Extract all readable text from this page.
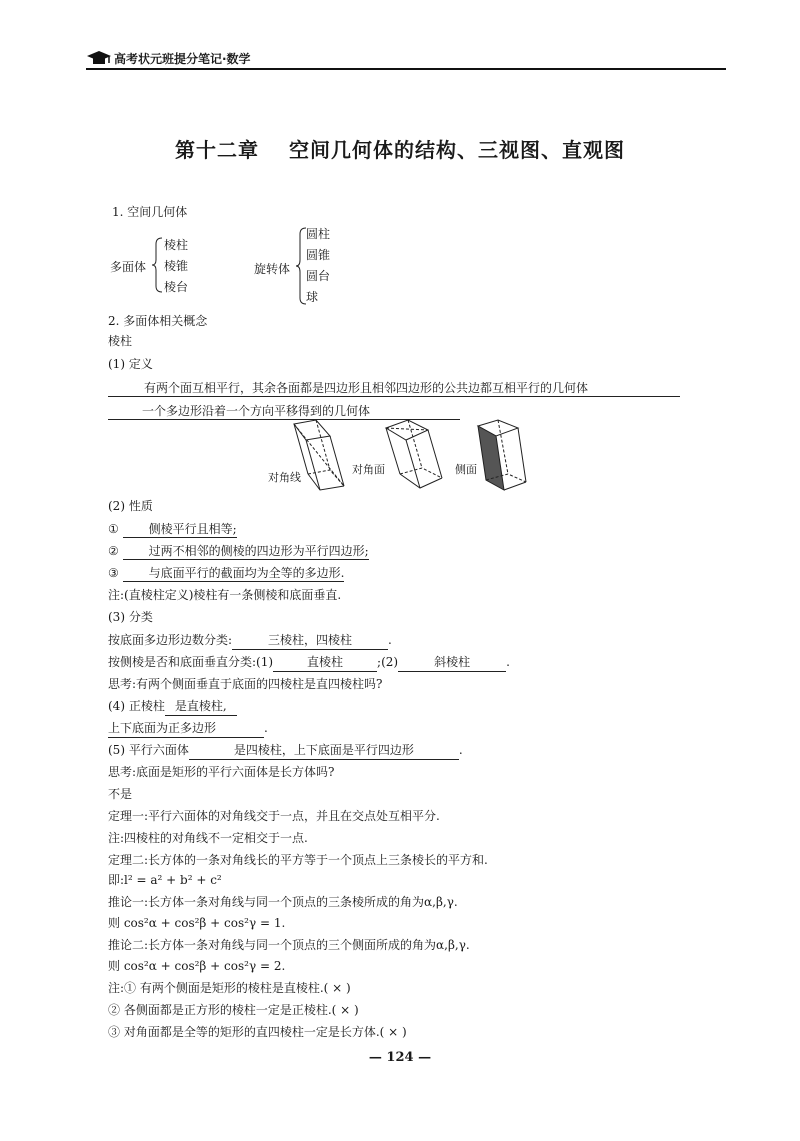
高考状元班提分笔记·数学
第十二章 空间几何体的结构、三视图、直观图
1. 空间几何体
多面体
棱柱
棱锥
棱台
旋转体
圆柱
圆锥
圆台
球
2. 多面体相关概念
棱柱
(1) 定义
有两个面互相平行，其余各面都是四边形且相邻四边形的公共边都互相平行的几何体
一个多边形沿着一个方向平移得到的几何体
对角线
对角面	侧面
(2) 性质
① 侧棱平行且相等;
② 过两不相邻的侧棱的四边形为平行四边形;
③ 与底面平行的截面均为全等的多边形.
注:(直棱柱定义)棱柱有一条侧棱和底面垂直.
(3) 分类
按底面多边形边数分类:	三棱柱，四棱柱	.
按侧棱是否和底面垂直分类:(1)	直棱柱	;(2)	斜棱柱	.
思考:有两个侧面垂直于底面的四棱柱是直四棱柱吗?
(4) 正棱柱 是直棱柱,
上下底面为正多边形	.
(5) 平行六面体	是四棱柱，上下底面是平行四边形	.
思考:底面是矩形的平行六面体是长方体吗?
不是
定理一:平行六面体的对角线交于一点，并且在交点处互相平分.
注:四棱柱的对角线不一定相交于一点.
定理二:长方体的一条对角线长的平方等于一个顶点上三条棱长的平方和.
即:l² = a² + b² + c²
推论一:长方体一条对角线与同一个顶点的三条棱所成的角为α,β,γ.
则 cos²α + cos²β + cos²γ = 1.
推论二:长方体一条对角线与同一个顶点的三个侧面所成的角为α,β,γ.
则 cos²α + cos²β + cos²γ = 2.
注:① 有两个侧面是矩形的棱柱是直棱柱.( × )
② 各侧面都是正方形的棱柱一定是正棱柱.( × )
③ 对角面都是全等的矩形的直四棱柱一定是长方体.( × )
— 124 —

= = =

EXERCISE GOAL —
Above are records with pictures; repeat the records exactly and leave the pictures out.

ANSWER —
Extract all readable text from this page.
高考状元班提分笔记·数学
第十二章 空间几何体的结构、三视图、直观图
1. 空间几何体
多面体
棱柱
棱锥
棱台
旋转体
圆柱
圆锥
圆台
球
2. 多面体相关概念
棱柱
(1) 定义
有两个面互相平行，其余各面都是四边形且相邻四边形的公共边都互相平行的几何体
一个多边形沿着一个方向平移得到的几何体
对角线
对角面	侧面
(2) 性质
① 侧棱平行且相等;
② 过两不相邻的侧棱的四边形为平行四边形;
③ 与底面平行的截面均为全等的多边形.
注:(直棱柱定义)棱柱有一条侧棱和底面垂直.
(3) 分类
按底面多边形边数分类:	三棱柱，四棱柱	.
按侧棱是否和底面垂直分类:(1)	直棱柱	;(2)	斜棱柱	.
思考:有两个侧面垂直于底面的四棱柱是直四棱柱吗?
(4) 正棱柱 是直棱柱,
上下底面为正多边形	.
(5) 平行六面体	是四棱柱，上下底面是平行四边形	.
思考:底面是矩形的平行六面体是长方体吗?
不是
定理一:平行六面体的对角线交于一点，并且在交点处互相平分.
注:四棱柱的对角线不一定相交于一点.
定理二:长方体的一条对角线长的平方等于一个顶点上三条棱长的平方和.
即:l² = a² + b² + c²
推论一:长方体一条对角线与同一个顶点的三条棱所成的角为α,β,γ.
则 cos²α + cos²β + cos²γ = 1.
推论二:长方体一条对角线与同一个顶点的三个侧面所成的角为α,β,γ.
则 cos²α + cos²β + cos²γ = 2.
注:① 有两个侧面是矩形的棱柱是直棱柱.( × )
② 各侧面都是正方形的棱柱一定是正棱柱.( × )
③ 对角面都是全等的矩形的直四棱柱一定是长方体.( × )
— 124 —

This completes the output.